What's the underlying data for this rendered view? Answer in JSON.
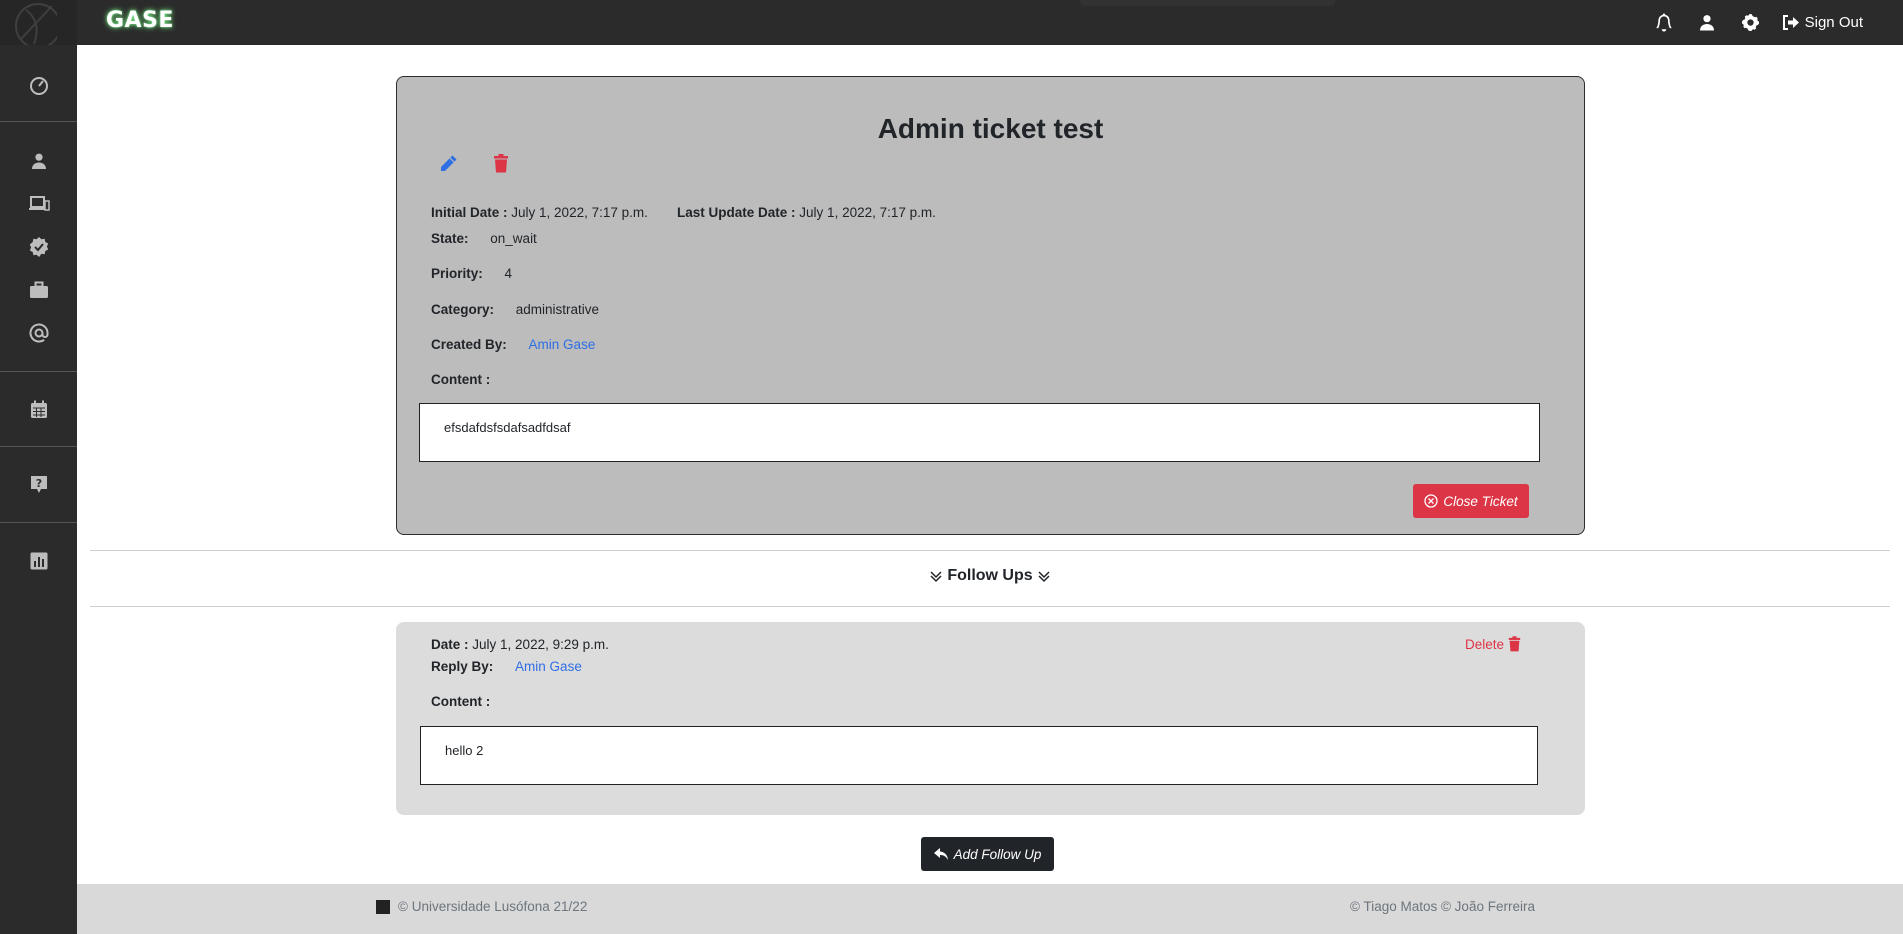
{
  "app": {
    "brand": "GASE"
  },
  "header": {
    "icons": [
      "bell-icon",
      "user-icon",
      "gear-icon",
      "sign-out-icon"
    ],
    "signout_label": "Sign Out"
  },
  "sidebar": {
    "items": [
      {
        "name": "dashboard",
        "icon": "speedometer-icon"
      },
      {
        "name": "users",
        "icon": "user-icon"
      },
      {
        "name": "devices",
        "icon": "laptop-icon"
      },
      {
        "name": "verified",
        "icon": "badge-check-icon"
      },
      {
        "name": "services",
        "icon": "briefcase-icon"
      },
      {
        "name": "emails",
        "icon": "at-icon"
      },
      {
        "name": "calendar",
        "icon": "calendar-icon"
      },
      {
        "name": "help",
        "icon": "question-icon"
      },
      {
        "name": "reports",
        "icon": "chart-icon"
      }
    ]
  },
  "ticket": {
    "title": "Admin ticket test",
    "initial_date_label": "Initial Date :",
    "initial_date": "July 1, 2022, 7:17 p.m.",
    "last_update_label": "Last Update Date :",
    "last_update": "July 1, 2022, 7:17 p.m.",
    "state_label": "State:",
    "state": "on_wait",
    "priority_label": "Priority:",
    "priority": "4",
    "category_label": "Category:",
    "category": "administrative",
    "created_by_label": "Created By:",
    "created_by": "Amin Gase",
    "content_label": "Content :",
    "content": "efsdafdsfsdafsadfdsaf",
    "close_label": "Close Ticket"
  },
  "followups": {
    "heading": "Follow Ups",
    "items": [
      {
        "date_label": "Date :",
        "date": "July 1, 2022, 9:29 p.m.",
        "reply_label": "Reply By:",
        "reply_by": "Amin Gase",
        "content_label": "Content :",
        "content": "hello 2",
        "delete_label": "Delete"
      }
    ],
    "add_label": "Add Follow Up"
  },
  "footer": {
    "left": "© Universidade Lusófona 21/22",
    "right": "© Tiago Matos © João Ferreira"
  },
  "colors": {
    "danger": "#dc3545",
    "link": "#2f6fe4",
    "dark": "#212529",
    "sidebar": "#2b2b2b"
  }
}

[TASK TO COMPLETE] Using the data above, copy each line that contains "Amin".

[OUTPUT OF THE EXERCISE]
    "created_by": "Amin Gase",
        "reply_by": "Amin Gase",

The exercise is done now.